• _Brief_
Will you transcribe all the entries word for word, skipping the pictures they hold?

• _Records supplied_
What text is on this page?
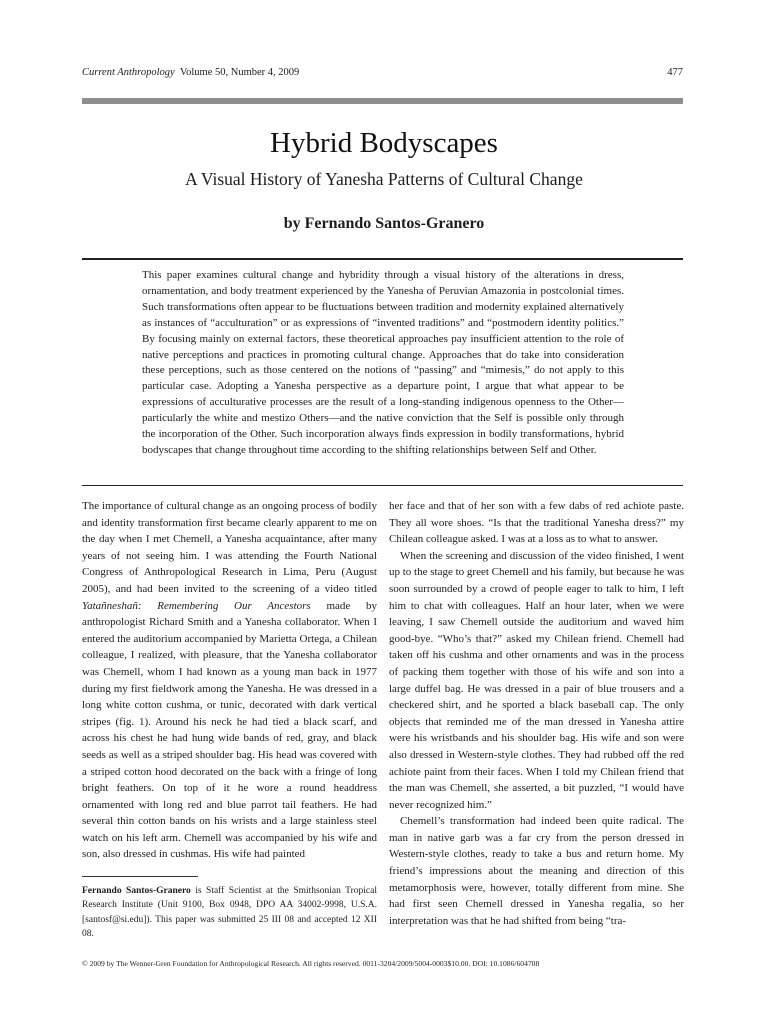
Current Anthropology Volume 50, Number 4, 2009	477
Hybrid Bodyscapes
A Visual History of Yanesha Patterns of Cultural Change

by Fernando Santos-Granero

This paper examines cultural change and hybridity through a visual history of the alterations in dress, ornamentation, and body treatment experienced by the Yanesha of Peruvian Amazonia in postcolonial times. Such transformations often appear to be fluctuations between tradition and modernity explained alternatively as instances of “acculturation” or as expressions of “invented traditions” and “postmodern identity politics.” By focusing mainly on external factors, these theoretical approaches pay insufficient attention to the role of native perceptions and practices in promoting cultural change. Approaches that do take into consideration these perceptions, such as those centered on the notions of “passing” and “mimesis,” do not apply to this particular case. Adopting a Yanesha perspective as a departure point, I argue that what appear to be expressions of acculturative processes are the result of a long-standing indigenous openness to the Other—particularly the white and mestizo Others—and the native conviction that the Self is possible only through the incorporation of the Other. Such incorporation always finds expression in bodily transformations, hybrid bodyscapes that change throughout time according to the shifting relationships between Self and Other.

The importance of cultural change as an ongoing process of bodily and identity transformation first became clearly apparent to me on the day when I met Chemell, a Yanesha acquaintance, after many years of not seeing him. I was attending the Fourth National Congress of Anthropological Research in Lima, Peru (August 2005), and had been invited to the screening of a video titled Yatañneshañ: Remembering Our Ancestors made by anthropologist Richard Smith and a Yanesha collaborator. When I entered the auditorium accompanied by Marietta Ortega, a Chilean colleague, I realized, with pleasure, that the Yanesha collaborator was Chemell, whom I had known as a young man back in 1977 during my first fieldwork among the Yanesha. He was dressed in a long white cotton cushma, or tunic, decorated with dark vertical stripes (fig. 1). Around his neck he had tied a black scarf, and across his chest he had hung wide bands of red, gray, and black seeds as well as a striped shoulder bag. His head was covered with a striped cotton hood decorated on the back with a fringe of long bright feathers. On top of it he wore a round headdress ornamented with long red and blue parrot tail feathers. He had several thin cotton bands on his wrists and a large stainless steel watch on his left arm. Chemell was accompanied by his wife and son, also dressed in cushmas. His wife had painted

her face and that of her son with a few dabs of red achiote paste. They all wore shoes. “Is that the traditional Yanesha dress?” my Chilean colleague asked. I was at a loss as to what to answer.

When the screening and discussion of the video finished, I went up to the stage to greet Chemell and his family, but because he was soon surrounded by a crowd of people eager to talk to him, I left him to chat with colleagues. Half an hour later, when we were leaving, I saw Chemell outside the auditorium and waved him good-bye. “Who’s that?” asked my Chilean friend. Chemell had taken off his cushma and other ornaments and was in the process of packing them together with those of his wife and son into a large duffel bag. He was dressed in a pair of blue trousers and a checkered shirt, and he sported a black baseball cap. The only objects that reminded me of the man dressed in Yanesha attire were his wristbands and his shoulder bag. His wife and son were also dressed in Western-style clothes. They had rubbed off the red achiote paint from their faces. When I told my Chilean friend that the man was Chemell, she asserted, a bit puzzled, “I would have never recognized him.”

Chemell’s transformation had indeed been quite radical. The man in native garb was a far cry from the person dressed in Western-style clothes, ready to take a bus and return home. My friend’s impressions about the meaning and direction of this metamorphosis were, however, totally different from mine. She had first seen Chemell dressed in Yanesha regalia, so her interpretation was that he had shifted from being “tra-

Fernando Santos-Granero is Staff Scientist at the Smithsonian Tropical Research Institute (Unit 9100, Box 0948, DPO AA 34002-9998, U.S.A. [santosf@si.edu]). This paper was submitted 25 III 08 and accepted 12 XII 08.

© 2009 by The Wenner-Gren Foundation for Anthropological Research. All rights reserved. 0011-3204/2009/5004-0003$10.00. DOI: 10.1086/604708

• _Complete response_
What text is on this page?
Current Anthropology Volume 50, Number 4, 2009	477
Hybrid Bodyscapes
A Visual History of Yanesha Patterns of Cultural Change

by Fernando Santos-Granero

This paper examines cultural change and hybridity through a visual history of the alterations in dress, ornamentation, and body treatment experienced by the Yanesha of Peruvian Amazonia in postcolonial times. Such transformations often appear to be fluctuations between tradition and modernity explained alternatively as instances of “acculturation” or as expressions of “invented traditions” and “postmodern identity politics.” By focusing mainly on external factors, these theoretical approaches pay insufficient attention to the role of native perceptions and practices in promoting cultural change. Approaches that do take into consideration these perceptions, such as those centered on the notions of “passing” and “mimesis,” do not apply to this particular case. Adopting a Yanesha perspective as a departure point, I argue that what appear to be expressions of acculturative processes are the result of a long-standing indigenous openness to the Other—particularly the white and mestizo Others—and the native conviction that the Self is possible only through the incorporation of the Other. Such incorporation always finds expression in bodily transformations, hybrid bodyscapes that change throughout time according to the shifting relationships between Self and Other.

The importance of cultural change as an ongoing process of bodily and identity transformation first became clearly apparent to me on the day when I met Chemell, a Yanesha acquaintance, after many years of not seeing him. I was attending the Fourth National Congress of Anthropological Research in Lima, Peru (August 2005), and had been invited to the screening of a video titled Yatañneshañ: Remembering Our Ancestors made by anthropologist Richard Smith and a Yanesha collaborator. When I entered the auditorium accompanied by Marietta Ortega, a Chilean colleague, I realized, with pleasure, that the Yanesha collaborator was Chemell, whom I had known as a young man back in 1977 during my first fieldwork among the Yanesha. He was dressed in a long white cotton cushma, or tunic, decorated with dark vertical stripes (fig. 1). Around his neck he had tied a black scarf, and across his chest he had hung wide bands of red, gray, and black seeds as well as a striped shoulder bag. His head was covered with a striped cotton hood decorated on the back with a fringe of long bright feathers. On top of it he wore a round headdress ornamented with long red and blue parrot tail feathers. He had several thin cotton bands on his wrists and a large stainless steel watch on his left arm. Chemell was accompanied by his wife and son, also dressed in cushmas. His wife had painted

her face and that of her son with a few dabs of red achiote paste. They all wore shoes. “Is that the traditional Yanesha dress?” my Chilean colleague asked. I was at a loss as to what to answer.

When the screening and discussion of the video finished, I went up to the stage to greet Chemell and his family, but because he was soon surrounded by a crowd of people eager to talk to him, I left him to chat with colleagues. Half an hour later, when we were leaving, I saw Chemell outside the auditorium and waved him good-bye. “Who’s that?” asked my Chilean friend. Chemell had taken off his cushma and other ornaments and was in the process of packing them together with those of his wife and son into a large duffel bag. He was dressed in a pair of blue trousers and a checkered shirt, and he sported a black baseball cap. The only objects that reminded me of the man dressed in Yanesha attire were his wristbands and his shoulder bag. His wife and son were also dressed in Western-style clothes. They had rubbed off the red achiote paint from their faces. When I told my Chilean friend that the man was Chemell, she asserted, a bit puzzled, “I would have never recognized him.”

Chemell’s transformation had indeed been quite radical. The man in native garb was a far cry from the person dressed in Western-style clothes, ready to take a bus and return home. My friend’s impressions about the meaning and direction of this metamorphosis were, however, totally different from mine. She had first seen Chemell dressed in Yanesha regalia, so her interpretation was that he had shifted from being “tra-

Fernando Santos-Granero is Staff Scientist at the Smithsonian Tropical Research Institute (Unit 9100, Box 0948, DPO AA 34002-9998, U.S.A. [santosf@si.edu]). This paper was submitted 25 III 08 and accepted 12 XII 08.

© 2009 by The Wenner-Gren Foundation for Anthropological Research. All rights reserved. 0011-3204/2009/5004-0003$10.00. DOI: 10.1086/604708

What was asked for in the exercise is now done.